[start Text passage]

Building on this claim, the literature on L2 production provides evidence that geminates are difficult for L2 learners and are produced in a nonnative-like manner. Specifically, geminates are prone to hypoarticulation (e.g., Almutiri, 2015; M. S. Han, 1992; Hayes-Harb & Masuda, 2008; Sorianello, 2014), hyperarticulation (e.g., Harada, 2006; Mah & Archibald, 2003), or both hypo- and hyperarticulation (e.g., Cordero et al., 2018). For example, Han (1992) found that fluent American ELs of Japanese had difficulty producing geminate-singleton contrasts in a native-like manner, where the overall geminate-singleton stop closure ratio for fluent American ELs of Japanese was 1.84 on average, smaller than that of native Japanese speakers (2.83). Similar results were found with the production of Italian geminates by German-speaking, Spanish-speaking, and British-speaking learners of Italian whose proficiency level in Italian ranged between A2 and B2 according to the Common European Framework (Sorianello, 2014). Using a spontaneous conversation task in that study revealed that all learners had smaller geminate-singleton ratios than the Italian control group. Similarly, studying beginner and advanced English learners of Arabic, Almutiri (2015) showed that advanced English learners of Arabic produced longer geminate durations (172.9 ms) than beginners (159.3 ms), where the former had smaller geminate-singleton ratios than Arabic native speakers (1.76 and 3.52 for L2 learners and native speakers of Arabic, respectively). In addition, Hayes-Harb and Masuda’s (2008) study found that while inexperienced English L2 learners of Japanese were not able to produce geminates in Japanese, experienced English L2 learners of Japanese hypoarticulated the geminates in comparison with the native speakers, in a production task.
Although the latter studies provide evidence for the hypoarticulation of geminates, geminates have also been shown to be hyperarticulated. For example, Mah and Archibald (2003) found that after four months of Japanese classes, the participant, an English-speaking learner of Japanese, had larger geminate-singleton duration ratios than those of native Japanese speakers, in a reading task. In addition, Cordero et al. (2018) have provided evidence for both hypo- and hyperarticulation of geminates in the imitation of Italian geminates and Cuban Spanish geminates by native speakers of Colombian Spanish. Geminate length (the absolute duration of a segment) in Cuban Spanish was the main predictor of the type of production, where longer geminates were hypoarticulated and shorter geminates were hyper-articulated.
Together, these studies thus indicate that L2 learners whose L1 lacks a length contrast may have difficulty producing geminates in a target-like manner. Moreover, geminates are either hypo- or hyperarticulated or both hypo- and hyperarticulated by L2 learners in production. In addition, advanced learners may outperform beginner learners in geminate production, although their production may not be target-like.

[end Text passage]
[start Supplied records]

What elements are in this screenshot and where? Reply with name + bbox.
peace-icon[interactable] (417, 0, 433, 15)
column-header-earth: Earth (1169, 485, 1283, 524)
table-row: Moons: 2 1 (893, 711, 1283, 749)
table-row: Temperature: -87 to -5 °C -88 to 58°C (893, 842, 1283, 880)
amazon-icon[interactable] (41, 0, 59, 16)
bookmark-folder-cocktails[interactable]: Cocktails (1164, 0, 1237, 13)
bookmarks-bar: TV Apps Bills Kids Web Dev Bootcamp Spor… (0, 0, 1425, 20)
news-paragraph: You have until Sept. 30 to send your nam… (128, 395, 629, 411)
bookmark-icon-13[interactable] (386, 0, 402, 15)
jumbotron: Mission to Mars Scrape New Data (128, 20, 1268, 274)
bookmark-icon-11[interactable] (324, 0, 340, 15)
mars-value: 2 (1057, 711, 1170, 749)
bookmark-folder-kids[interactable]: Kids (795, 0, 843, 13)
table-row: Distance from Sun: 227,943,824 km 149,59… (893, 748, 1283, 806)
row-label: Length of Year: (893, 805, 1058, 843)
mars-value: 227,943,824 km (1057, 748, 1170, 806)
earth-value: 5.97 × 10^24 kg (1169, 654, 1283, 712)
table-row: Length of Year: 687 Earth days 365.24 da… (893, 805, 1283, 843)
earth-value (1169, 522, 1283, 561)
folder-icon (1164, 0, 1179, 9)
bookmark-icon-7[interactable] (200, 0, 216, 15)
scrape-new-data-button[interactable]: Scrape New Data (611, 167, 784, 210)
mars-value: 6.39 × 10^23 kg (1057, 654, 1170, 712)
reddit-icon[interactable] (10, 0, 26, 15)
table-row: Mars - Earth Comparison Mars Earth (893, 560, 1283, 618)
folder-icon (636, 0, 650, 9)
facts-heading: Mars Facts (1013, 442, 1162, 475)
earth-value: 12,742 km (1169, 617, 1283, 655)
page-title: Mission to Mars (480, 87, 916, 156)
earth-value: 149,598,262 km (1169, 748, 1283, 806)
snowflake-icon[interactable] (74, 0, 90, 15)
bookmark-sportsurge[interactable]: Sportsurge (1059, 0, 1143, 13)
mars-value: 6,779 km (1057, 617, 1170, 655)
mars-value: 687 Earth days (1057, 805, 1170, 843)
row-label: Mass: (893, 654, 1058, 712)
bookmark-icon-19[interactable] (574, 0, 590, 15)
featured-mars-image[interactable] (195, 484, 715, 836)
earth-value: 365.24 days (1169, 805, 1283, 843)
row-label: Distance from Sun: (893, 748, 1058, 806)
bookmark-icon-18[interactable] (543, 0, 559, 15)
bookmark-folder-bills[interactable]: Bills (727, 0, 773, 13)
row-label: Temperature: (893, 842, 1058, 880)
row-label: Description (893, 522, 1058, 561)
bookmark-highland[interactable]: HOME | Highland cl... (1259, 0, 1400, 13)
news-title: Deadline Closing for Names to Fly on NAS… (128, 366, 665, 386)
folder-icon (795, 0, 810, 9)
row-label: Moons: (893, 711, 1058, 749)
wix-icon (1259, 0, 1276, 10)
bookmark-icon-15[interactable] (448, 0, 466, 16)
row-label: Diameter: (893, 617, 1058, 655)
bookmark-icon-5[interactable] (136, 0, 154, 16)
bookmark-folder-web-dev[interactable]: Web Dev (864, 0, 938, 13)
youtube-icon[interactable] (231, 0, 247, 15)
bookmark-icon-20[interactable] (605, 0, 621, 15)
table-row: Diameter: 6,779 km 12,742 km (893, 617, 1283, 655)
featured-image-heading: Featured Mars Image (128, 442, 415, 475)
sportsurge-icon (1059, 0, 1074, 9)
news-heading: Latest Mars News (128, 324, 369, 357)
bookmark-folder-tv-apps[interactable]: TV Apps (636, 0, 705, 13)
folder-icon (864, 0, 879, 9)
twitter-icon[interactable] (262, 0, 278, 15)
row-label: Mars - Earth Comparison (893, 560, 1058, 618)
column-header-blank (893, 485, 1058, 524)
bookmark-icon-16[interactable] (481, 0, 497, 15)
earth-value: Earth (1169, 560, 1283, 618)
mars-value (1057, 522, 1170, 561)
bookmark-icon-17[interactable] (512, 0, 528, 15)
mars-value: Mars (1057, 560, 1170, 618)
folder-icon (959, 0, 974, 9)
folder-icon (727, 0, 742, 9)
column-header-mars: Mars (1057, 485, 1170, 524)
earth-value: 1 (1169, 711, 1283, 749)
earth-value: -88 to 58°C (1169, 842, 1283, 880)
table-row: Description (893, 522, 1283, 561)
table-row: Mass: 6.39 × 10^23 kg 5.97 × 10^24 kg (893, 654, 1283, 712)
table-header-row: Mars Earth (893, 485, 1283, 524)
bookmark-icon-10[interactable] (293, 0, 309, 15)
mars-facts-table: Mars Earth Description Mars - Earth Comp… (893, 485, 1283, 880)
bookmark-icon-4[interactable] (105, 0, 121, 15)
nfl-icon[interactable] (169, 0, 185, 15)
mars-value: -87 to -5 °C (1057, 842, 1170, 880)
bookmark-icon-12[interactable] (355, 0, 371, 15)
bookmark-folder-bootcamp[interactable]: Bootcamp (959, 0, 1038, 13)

[end Supplied records]

# Exercise requirements
**A.** List the works cited right after the words "prone to hypoarticulation" in the text on second-language geminate production.
**B.** Answer these questions from the text on second-language geminate production, one answer per line:
(i) What average geminate-singleton stop closure ratio does it report for native Japanese speakers?
(ii) How many months of Japanese classes had the participant in Mah and Archibald (2003) taken?
(iii) In Cuban Spanish, which geminates were hyperarticulated?
**C.** Transcribe everything in the text on second-language geminate production from "Together, these studies" down to "not be target-like.".

# Answers for the exercise
**A.**
Almutiri, 2015
M. S. Han, 1992
Hayes-Harb & Masuda, 2008
Sorianello, 2014

**B.**
(i) 2.83
(ii) Four months
(iii) Shorter geminates

**C.**
Together, these studies thus indicate that L2 learners whose L1 lacks a length contrast may have difficulty producing geminates in a target-like manner. Moreover, geminates are either hypo- or hyperarticulated or both hypo- and hyperarticulated by L2 learners in production. In addition, advanced learners may outperform beginner learners in geminate production, although their production may not be target-like.